____ PAGE EXCERPT
AKA: Undressing Petunia, Part 1

Every morning I look out the window at Petunia and I wonder: What have I done? My friends think I’ve gone off the deep end. Perhaps I have. I’m thinking of renaming Petunia to “Desperate Measures” or “The Bi-Polar-Express.”

Beauty and fear co-exist beneath the surface. You typically don’t have to scratch too far to find it, if you’re willing to look. It’s the peeling back of the layers that is so ungainly. It’s just easier not to.

Petunia with her pants off. The roof is still attached at this point.

Petunia and I seem to be taking a parallel journey right now through the mysterious corridors of reinvention. Let me just say that middle-aged unemployment during a global pandemic with over million people out of work in the U.S. isn’t for sissies.

What surprises me daily is the gamut of beauty, fear, overwhelm, curiosity and satisfaction that I experience on this journey. I’m learning as I go—studying books, participating in online forums and Facebook groups, watching YouTube videos, and spending waaaaay too much time on Pinterest.

All that aside for now, here’s the first thing that I had to accept as a vital element of any restoration (Petunia’s or my own):

The Only Way Out is Through

I feel like I’m driving 90 miles an hour in the dark. My headlights only illuminate the short space in front of me. So that’s where I go. “Second star to the right and straight on ’til morning,” as Peter Pan would say. Or until the next curve, bump or detour is revealed.

Speaking of detours…

I really, really, REALLY didn’t want to have to take off Petunia’s outer shell. I honestly thought I’d be sewing curtains and cushion covers, painting some cabinets, laying new floor tiles and calling it a day.
________
____ DATA EXTRACTS
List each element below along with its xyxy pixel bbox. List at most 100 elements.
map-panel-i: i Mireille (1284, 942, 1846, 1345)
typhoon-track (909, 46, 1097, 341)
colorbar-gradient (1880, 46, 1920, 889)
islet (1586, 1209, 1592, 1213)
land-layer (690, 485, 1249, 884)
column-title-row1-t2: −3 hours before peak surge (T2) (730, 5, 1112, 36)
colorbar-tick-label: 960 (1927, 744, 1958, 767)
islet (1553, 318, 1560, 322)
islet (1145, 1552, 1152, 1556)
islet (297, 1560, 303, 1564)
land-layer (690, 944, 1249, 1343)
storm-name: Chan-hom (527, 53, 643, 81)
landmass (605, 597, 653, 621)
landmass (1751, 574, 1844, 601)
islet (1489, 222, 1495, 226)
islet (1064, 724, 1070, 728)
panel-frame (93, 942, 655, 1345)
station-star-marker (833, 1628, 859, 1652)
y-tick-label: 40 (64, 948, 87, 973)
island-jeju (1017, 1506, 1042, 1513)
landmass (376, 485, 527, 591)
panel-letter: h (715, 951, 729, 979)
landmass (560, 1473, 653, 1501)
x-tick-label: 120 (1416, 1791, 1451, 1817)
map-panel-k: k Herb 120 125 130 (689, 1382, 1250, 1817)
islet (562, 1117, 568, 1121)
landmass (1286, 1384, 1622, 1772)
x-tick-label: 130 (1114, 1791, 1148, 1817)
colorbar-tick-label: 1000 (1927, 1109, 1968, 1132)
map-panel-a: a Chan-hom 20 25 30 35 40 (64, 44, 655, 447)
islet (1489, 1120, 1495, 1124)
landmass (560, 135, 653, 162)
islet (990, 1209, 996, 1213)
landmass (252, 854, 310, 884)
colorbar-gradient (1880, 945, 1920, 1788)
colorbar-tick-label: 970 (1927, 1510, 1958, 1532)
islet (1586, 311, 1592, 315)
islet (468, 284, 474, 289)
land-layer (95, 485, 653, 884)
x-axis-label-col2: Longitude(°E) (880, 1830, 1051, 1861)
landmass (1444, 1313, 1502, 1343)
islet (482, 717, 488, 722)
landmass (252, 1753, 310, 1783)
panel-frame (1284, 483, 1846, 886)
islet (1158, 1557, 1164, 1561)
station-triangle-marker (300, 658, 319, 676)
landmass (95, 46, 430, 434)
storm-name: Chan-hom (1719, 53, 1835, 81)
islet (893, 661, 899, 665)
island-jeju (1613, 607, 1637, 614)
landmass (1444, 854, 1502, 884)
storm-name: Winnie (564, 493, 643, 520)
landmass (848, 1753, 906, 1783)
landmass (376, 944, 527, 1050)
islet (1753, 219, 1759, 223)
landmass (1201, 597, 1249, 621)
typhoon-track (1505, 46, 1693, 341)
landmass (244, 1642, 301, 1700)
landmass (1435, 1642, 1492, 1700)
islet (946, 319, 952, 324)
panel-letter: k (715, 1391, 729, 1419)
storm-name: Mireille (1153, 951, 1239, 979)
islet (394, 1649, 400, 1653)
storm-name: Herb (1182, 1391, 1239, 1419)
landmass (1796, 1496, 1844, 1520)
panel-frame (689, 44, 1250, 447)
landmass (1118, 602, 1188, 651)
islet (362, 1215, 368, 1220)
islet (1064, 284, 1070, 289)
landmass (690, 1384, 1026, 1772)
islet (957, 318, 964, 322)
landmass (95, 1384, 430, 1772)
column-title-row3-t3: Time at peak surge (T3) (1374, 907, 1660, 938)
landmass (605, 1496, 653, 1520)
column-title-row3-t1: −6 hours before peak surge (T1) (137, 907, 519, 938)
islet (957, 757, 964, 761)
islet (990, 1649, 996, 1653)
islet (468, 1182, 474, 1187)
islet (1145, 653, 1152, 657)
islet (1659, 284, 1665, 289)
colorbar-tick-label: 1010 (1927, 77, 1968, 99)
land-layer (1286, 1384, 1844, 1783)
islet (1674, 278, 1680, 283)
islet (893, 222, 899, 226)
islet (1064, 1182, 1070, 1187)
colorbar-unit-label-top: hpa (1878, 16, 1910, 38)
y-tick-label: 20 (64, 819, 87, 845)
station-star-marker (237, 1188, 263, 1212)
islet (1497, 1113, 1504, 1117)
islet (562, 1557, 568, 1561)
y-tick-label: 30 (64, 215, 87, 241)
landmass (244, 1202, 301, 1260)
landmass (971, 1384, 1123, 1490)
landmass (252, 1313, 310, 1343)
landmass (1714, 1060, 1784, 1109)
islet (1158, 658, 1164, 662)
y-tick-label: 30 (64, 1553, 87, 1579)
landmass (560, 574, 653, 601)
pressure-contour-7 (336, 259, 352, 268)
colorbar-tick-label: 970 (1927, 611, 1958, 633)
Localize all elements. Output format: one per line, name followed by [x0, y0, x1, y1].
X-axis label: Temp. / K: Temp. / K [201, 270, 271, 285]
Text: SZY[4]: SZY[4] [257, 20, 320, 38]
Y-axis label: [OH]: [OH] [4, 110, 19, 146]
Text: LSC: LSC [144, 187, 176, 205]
________
▸ **DIRECTIONS**:
- 1) In the Undressing Petunia piece, rewrite the part that opens with the words containing "AKA: Undressing Petunia, Part" and closes with "at this point.", changing "window" to "door".
- 2) Please summarize the Undressing Petunia piece in two sentences.
- 3) In the Undressing Petunia piece, what new names is the writer thinking of giving Petunia?

▸ **SOLUTIONS IN ORDER**:
- 1)
AKA: Undressing Petunia, Part 1

Every morning I look out the door at Petunia and I wonder: What have I done? My friends think I’ve gone off the deep end. Perhaps I have. I’m thinking of renaming Petunia to “Desperate Measures” or “The Bi-Polar-Express.”

Beauty and fear co-exist beneath the surface. You typically don’t have to scratch too far to find it, if you’re willing to look. It’s the peeling back of the layers that is so ungainly. It’s just easier not to.

Petunia with her pants off. The roof is still attached at this point.

- 2) Facing middle-aged unemployment during a global pandemic, the writer describes restoring Petunia as a journey of reinvention that runs parallel to the writer's own, full of beauty, fear, overwhelm, curiosity and satisfaction. The first lesson accepted is that the only way out is through, and the writer never wanted to take off Petunia's outer shell, having expected only to sew curtains and cushion covers, paint cabinets and lay new floor tiles.

- 3) "Desperate Measures" or "The Bi-Polar-Express."